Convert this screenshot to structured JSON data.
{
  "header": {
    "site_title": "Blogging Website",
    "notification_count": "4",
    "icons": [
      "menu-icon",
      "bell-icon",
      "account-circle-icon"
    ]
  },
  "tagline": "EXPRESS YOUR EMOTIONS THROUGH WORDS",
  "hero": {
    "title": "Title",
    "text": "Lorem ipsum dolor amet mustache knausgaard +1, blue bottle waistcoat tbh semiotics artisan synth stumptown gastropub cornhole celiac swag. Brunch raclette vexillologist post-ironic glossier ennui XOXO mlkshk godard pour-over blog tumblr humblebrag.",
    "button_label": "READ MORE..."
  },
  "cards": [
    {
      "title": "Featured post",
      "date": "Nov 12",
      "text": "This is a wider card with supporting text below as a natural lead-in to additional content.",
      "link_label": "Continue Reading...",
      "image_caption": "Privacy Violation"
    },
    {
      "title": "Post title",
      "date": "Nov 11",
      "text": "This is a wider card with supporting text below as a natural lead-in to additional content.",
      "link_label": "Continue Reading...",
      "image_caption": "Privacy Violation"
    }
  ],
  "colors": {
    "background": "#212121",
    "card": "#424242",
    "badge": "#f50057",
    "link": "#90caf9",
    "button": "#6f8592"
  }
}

** Exercise requirements **
Transcribe each record exactly. Leave nothing out.

** Result of this task **
Convert this screenshot to structured JSON data.
{
  "header": {
    "site_title": "Blogging Website",
    "notification_count": "4",
    "icons": [
      "menu-icon",
      "bell-icon",
      "account-circle-icon"
    ]
  },
  "tagline": "EXPRESS YOUR EMOTIONS THROUGH WORDS",
  "hero": {
    "title": "Title",
    "text": "Lorem ipsum dolor amet mustache knausgaard +1, blue bottle waistcoat tbh semiotics artisan synth stumptown gastropub cornhole celiac swag. Brunch raclette vexillologist post-ironic glossier ennui XOXO mlkshk godard pour-over blog tumblr humblebrag.",
    "button_label": "READ MORE..."
  },
  "cards": [
    {
      "title": "Featured post",
      "date": "Nov 12",
      "text": "This is a wider card with supporting text below as a natural lead-in to additional content.",
      "link_label": "Continue Reading...",
      "image_caption": "Privacy Violation"
    },
    {
      "title": "Post title",
      "date": "Nov 11",
      "text": "This is a wider card with supporting text below as a natural lead-in to additional content.",
      "link_label": "Continue Reading...",
      "image_caption": "Privacy Violation"
    }
  ],
  "colors": {
    "background": "#212121",
    "card": "#424242",
    "badge": "#f50057",
    "link": "#90caf9",
    "button": "#6f8592"
  }
}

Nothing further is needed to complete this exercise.